──────── The records

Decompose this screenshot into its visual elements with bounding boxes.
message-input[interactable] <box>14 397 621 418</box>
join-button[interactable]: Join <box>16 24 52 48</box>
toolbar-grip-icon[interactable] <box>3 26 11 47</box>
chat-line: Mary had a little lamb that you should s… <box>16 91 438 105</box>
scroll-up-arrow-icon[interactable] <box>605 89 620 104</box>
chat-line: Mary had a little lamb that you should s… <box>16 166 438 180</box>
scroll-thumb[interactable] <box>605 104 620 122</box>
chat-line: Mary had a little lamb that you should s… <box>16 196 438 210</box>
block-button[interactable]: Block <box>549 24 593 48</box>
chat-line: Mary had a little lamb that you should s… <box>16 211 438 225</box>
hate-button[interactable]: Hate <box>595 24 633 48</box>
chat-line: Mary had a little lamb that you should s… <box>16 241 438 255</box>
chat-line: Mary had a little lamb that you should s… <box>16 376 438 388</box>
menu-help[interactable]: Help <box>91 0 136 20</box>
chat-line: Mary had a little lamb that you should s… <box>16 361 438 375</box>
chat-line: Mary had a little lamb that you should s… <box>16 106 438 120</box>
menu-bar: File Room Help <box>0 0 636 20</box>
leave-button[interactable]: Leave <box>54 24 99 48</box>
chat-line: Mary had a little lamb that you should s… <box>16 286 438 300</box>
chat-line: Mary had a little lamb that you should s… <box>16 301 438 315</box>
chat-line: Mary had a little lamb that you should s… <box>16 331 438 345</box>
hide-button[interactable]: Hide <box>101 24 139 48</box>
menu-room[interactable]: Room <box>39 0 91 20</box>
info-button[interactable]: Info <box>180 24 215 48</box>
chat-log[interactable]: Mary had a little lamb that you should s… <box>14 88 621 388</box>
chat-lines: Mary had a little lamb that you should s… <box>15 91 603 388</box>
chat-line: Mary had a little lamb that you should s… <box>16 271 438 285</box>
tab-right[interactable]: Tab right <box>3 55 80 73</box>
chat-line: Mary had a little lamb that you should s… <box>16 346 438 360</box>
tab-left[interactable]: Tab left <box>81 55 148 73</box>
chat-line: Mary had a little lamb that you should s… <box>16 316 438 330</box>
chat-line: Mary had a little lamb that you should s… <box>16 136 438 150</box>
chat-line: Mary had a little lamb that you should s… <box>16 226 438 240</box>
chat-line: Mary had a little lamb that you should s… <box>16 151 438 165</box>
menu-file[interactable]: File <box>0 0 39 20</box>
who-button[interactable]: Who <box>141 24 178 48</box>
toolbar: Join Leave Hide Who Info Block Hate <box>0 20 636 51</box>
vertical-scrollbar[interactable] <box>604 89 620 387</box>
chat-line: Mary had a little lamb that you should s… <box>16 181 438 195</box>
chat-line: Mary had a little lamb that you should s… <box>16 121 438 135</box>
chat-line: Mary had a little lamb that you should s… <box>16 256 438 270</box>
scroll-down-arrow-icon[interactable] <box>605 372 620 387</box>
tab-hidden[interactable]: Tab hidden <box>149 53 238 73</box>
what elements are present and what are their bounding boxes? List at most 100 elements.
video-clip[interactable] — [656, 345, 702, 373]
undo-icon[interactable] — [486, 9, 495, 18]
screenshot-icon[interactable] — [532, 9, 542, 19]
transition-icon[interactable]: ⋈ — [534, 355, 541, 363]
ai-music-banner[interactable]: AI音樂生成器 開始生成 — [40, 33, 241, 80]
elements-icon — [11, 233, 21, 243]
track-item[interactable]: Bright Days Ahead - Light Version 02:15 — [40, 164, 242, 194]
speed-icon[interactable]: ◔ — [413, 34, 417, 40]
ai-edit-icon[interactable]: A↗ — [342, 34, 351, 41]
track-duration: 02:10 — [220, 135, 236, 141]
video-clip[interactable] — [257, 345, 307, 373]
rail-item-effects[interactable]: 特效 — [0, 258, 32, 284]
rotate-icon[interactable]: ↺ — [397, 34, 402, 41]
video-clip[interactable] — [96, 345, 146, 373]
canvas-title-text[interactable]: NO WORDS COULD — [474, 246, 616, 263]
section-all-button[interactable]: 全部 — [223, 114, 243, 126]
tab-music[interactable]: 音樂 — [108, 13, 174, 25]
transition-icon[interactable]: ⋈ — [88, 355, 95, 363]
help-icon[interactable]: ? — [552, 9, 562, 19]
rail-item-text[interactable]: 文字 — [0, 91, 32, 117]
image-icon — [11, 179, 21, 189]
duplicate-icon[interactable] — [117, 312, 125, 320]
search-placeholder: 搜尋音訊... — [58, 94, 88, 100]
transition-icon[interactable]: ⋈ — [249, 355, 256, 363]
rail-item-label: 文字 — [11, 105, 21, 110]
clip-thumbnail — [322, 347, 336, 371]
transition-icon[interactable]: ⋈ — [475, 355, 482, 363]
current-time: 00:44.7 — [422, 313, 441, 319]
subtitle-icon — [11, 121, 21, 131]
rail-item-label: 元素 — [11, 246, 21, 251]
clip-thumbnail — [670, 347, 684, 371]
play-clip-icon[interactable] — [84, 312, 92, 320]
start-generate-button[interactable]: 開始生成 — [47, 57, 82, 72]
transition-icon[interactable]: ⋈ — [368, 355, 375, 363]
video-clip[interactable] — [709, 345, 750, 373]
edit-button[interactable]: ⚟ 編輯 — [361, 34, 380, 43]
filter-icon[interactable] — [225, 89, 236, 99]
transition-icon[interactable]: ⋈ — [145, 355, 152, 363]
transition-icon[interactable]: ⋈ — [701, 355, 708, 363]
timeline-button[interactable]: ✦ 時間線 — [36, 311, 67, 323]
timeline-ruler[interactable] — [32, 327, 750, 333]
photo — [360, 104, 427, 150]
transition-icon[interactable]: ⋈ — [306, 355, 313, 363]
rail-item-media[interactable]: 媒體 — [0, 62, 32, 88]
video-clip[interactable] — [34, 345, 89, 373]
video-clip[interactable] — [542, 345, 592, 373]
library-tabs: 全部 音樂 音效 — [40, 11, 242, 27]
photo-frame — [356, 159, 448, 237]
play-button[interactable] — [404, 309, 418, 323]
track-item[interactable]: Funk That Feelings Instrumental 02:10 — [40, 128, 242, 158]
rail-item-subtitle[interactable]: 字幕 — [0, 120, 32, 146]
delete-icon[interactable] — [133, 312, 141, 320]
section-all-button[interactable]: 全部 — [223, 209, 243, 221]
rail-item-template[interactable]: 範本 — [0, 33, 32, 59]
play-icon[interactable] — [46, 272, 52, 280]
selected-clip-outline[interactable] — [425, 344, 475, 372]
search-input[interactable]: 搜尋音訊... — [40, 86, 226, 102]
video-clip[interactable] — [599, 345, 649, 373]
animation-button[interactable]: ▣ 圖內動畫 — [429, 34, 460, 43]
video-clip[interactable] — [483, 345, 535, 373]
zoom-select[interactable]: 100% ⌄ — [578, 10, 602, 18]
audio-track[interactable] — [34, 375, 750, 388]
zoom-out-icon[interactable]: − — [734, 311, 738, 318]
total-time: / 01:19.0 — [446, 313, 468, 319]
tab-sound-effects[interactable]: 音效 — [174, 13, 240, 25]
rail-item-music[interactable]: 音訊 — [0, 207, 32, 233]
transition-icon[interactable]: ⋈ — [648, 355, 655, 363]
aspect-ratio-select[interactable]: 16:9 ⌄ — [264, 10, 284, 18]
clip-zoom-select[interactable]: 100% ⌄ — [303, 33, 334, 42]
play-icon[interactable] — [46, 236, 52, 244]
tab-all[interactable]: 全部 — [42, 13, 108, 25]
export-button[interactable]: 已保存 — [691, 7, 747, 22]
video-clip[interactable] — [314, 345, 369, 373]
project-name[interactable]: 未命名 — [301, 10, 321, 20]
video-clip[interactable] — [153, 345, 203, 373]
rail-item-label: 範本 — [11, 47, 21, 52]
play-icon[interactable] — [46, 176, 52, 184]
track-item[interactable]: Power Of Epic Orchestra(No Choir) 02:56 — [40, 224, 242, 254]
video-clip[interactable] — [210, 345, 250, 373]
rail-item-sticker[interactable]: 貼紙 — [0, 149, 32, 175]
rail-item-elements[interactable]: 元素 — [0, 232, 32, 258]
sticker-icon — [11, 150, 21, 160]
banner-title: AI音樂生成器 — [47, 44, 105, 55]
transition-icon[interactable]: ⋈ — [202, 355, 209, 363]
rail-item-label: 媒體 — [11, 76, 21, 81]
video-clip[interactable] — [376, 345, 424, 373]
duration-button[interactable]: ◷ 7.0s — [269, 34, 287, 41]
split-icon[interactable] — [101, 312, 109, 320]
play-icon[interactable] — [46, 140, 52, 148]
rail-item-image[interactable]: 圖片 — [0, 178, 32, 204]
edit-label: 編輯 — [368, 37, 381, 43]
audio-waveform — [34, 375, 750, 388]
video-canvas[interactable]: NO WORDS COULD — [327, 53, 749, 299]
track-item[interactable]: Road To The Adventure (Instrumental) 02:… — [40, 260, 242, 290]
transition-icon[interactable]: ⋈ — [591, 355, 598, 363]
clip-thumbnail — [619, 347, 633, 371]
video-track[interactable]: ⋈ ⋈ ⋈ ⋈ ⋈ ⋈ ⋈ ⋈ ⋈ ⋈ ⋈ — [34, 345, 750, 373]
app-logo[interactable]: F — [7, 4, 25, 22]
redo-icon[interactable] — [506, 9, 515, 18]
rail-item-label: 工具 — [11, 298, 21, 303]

────────────────

Problem description
Write out the lines of the material word for word, from its first line through the line containing "leave-button[interactable]: Leave <box>54", with both ends included.

Solution to the exercise
Decompose this screenshot into its visual elements with bounding boxes.
message-input[interactable] <box>14 397 621 418</box>
join-button[interactable]: Join <box>16 24 52 48</box>
toolbar-grip-icon[interactable] <box>3 26 11 47</box>
chat-line: Mary had a little lamb that you should s… <box>16 91 438 105</box>
scroll-up-arrow-icon[interactable] <box>605 89 620 104</box>
chat-line: Mary had a little lamb that you should s… <box>16 166 438 180</box>
scroll-thumb[interactable] <box>605 104 620 122</box>
chat-line: Mary had a little lamb that you should s… <box>16 196 438 210</box>
block-button[interactable]: Block <box>549 24 593 48</box>
chat-line: Mary had a little lamb that you should s… <box>16 211 438 225</box>
hate-button[interactable]: Hate <box>595 24 633 48</box>
chat-line: Mary had a little lamb that you should s… <box>16 241 438 255</box>
chat-line: Mary had a little lamb that you should s… <box>16 376 438 388</box>
menu-help[interactable]: Help <box>91 0 136 20</box>
chat-line: Mary had a little lamb that you should s… <box>16 361 438 375</box>
chat-line: Mary had a little lamb that you should s… <box>16 106 438 120</box>
menu-bar: File Room Help <box>0 0 636 20</box>
leave-button[interactable]: Leave <box>54 24 99 48</box>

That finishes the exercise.